**Aim of the task**: Search the material for "What" and show all lines that contain it.

Records
════════════════════
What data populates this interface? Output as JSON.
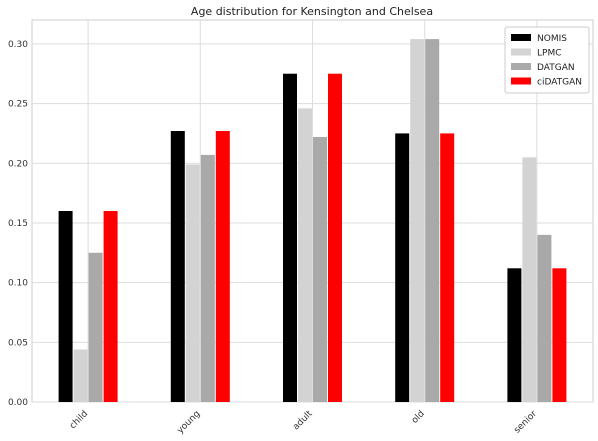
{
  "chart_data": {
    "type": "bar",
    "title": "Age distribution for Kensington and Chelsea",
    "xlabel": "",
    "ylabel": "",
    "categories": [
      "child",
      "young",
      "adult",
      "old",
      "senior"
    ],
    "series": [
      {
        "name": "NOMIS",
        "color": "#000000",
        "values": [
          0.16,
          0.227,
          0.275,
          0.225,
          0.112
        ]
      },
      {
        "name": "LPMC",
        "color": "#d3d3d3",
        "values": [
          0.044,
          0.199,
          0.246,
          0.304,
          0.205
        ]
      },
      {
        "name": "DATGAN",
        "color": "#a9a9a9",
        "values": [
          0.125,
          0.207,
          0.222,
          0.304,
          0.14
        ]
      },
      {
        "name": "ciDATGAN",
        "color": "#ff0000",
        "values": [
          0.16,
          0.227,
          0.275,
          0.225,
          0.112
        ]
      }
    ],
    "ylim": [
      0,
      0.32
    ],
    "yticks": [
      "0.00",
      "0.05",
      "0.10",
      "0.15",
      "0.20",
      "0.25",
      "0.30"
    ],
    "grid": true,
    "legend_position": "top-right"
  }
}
════════════════════
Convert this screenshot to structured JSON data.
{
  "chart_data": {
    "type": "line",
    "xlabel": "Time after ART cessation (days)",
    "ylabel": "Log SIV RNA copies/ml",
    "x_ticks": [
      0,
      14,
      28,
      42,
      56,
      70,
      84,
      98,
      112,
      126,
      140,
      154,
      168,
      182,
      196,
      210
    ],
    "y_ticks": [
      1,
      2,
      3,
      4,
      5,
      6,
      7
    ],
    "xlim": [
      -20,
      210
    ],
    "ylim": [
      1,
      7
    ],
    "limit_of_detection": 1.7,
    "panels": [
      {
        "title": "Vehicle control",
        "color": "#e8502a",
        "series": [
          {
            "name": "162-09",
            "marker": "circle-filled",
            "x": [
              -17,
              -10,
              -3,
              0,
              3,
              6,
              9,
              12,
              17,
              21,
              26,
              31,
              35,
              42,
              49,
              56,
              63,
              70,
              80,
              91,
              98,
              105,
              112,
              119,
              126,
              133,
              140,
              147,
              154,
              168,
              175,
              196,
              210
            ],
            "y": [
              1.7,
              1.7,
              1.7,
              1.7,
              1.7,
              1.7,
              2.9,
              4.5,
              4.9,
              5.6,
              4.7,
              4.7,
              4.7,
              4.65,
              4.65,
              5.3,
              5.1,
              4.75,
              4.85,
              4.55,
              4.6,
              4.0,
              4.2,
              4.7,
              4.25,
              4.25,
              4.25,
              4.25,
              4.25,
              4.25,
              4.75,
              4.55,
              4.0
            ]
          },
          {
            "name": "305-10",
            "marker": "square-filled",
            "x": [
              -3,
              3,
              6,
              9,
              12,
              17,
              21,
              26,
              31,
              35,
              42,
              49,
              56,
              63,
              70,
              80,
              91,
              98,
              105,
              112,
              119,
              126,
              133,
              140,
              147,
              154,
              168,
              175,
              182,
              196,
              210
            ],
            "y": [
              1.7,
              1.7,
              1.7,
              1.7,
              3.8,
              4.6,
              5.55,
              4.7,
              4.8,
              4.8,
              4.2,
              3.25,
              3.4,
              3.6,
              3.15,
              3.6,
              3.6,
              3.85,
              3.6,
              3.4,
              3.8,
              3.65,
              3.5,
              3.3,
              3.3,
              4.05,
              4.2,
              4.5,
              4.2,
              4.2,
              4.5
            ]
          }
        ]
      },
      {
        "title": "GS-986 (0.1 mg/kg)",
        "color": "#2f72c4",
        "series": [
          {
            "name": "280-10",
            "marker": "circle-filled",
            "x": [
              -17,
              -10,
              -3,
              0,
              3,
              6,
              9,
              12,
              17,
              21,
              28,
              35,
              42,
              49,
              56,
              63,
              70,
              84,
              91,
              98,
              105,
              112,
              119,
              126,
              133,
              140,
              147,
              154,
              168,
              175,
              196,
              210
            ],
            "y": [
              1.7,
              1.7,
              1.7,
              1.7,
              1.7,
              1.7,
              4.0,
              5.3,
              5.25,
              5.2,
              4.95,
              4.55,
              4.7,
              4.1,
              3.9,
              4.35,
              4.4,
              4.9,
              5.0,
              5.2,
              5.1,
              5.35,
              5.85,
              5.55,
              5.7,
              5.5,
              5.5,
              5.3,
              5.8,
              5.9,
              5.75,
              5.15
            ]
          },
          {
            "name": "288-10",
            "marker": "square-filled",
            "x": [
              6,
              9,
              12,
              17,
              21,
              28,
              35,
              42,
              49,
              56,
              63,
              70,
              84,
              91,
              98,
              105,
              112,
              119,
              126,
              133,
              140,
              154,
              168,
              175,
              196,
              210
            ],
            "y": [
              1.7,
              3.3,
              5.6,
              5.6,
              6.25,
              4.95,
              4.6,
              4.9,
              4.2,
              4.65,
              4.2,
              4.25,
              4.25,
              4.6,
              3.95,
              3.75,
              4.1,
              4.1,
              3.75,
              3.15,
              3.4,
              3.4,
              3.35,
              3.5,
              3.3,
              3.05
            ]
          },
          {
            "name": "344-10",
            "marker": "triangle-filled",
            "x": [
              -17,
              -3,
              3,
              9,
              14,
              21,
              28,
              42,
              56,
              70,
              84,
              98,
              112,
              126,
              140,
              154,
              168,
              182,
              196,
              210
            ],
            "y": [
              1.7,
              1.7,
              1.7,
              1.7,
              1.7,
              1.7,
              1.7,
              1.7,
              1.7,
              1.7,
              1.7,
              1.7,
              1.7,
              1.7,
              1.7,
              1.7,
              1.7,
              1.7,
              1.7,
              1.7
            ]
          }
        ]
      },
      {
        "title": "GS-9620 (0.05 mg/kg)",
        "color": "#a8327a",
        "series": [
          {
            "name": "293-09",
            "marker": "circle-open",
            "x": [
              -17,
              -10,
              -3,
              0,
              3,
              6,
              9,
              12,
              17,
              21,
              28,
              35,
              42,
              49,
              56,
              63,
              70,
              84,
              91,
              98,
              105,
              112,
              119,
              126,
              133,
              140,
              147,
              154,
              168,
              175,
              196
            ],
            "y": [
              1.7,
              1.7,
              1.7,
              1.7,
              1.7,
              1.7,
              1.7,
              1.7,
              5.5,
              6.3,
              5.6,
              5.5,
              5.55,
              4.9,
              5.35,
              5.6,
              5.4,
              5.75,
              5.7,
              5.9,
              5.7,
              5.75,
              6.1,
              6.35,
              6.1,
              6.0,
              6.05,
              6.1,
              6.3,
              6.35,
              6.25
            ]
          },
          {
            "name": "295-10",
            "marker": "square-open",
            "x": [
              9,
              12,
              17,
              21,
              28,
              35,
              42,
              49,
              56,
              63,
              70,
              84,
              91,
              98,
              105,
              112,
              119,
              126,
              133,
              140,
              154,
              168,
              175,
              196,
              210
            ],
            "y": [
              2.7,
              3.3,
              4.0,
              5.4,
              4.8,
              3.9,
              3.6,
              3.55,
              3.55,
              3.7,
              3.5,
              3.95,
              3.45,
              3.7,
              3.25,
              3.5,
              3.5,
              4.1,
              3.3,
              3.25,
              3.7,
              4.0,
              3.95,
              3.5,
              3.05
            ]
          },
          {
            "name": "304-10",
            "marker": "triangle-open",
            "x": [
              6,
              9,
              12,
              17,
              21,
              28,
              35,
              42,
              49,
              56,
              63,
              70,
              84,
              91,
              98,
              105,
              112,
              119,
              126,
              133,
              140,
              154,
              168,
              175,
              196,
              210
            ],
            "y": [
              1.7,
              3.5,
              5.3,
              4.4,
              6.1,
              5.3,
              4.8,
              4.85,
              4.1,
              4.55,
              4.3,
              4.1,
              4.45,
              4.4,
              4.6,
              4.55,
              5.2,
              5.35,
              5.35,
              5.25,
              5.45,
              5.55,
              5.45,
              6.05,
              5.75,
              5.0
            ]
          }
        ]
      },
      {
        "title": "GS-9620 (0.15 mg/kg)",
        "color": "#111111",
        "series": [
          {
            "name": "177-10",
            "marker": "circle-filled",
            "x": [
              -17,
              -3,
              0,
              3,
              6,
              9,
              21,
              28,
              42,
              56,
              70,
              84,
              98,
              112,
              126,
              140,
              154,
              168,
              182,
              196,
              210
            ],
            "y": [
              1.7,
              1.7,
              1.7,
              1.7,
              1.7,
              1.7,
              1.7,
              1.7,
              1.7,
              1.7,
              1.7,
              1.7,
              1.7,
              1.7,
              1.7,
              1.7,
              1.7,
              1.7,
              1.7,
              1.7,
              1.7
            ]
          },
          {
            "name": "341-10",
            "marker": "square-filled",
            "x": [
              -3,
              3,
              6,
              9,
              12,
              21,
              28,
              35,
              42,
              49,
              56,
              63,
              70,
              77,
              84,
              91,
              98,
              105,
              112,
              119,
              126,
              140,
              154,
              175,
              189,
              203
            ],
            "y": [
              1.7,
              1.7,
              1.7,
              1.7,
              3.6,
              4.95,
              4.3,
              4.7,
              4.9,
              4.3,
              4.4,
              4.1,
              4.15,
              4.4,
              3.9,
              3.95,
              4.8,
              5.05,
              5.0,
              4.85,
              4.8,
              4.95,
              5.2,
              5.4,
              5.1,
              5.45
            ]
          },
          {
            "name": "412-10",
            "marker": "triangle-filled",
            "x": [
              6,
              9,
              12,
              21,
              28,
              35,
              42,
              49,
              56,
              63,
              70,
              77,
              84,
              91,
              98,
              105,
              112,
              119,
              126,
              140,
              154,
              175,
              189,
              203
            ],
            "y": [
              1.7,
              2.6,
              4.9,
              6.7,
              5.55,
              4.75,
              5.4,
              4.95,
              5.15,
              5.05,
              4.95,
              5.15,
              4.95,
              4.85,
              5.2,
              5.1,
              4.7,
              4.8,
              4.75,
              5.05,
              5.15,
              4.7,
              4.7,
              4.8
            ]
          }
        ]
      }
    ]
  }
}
════════════════════
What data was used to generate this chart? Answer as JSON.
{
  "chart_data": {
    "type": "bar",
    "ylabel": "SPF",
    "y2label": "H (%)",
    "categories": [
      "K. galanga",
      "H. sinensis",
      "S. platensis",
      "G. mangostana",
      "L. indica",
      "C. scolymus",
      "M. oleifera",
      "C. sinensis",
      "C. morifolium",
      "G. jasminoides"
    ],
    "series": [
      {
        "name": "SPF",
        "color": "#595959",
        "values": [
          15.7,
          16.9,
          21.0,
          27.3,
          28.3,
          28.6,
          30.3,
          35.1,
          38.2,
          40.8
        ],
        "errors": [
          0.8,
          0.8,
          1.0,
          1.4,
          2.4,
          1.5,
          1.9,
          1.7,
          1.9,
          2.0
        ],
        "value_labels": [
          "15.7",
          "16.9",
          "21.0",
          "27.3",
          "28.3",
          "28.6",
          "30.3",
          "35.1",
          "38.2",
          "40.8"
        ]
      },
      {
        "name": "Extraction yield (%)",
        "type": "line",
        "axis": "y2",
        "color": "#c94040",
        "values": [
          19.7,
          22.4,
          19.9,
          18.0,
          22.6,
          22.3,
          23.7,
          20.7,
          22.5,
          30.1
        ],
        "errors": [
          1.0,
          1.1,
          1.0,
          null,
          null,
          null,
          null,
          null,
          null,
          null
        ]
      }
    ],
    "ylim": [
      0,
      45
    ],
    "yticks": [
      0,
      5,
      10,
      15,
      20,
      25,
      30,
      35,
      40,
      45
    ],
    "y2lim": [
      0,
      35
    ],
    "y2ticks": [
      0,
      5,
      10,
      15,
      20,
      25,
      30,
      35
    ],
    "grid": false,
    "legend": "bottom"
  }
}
════════════════════
**Output of the exercise**:
What data populates this interface? Output as JSON.
What data was used to generate this chart? Answer as JSON.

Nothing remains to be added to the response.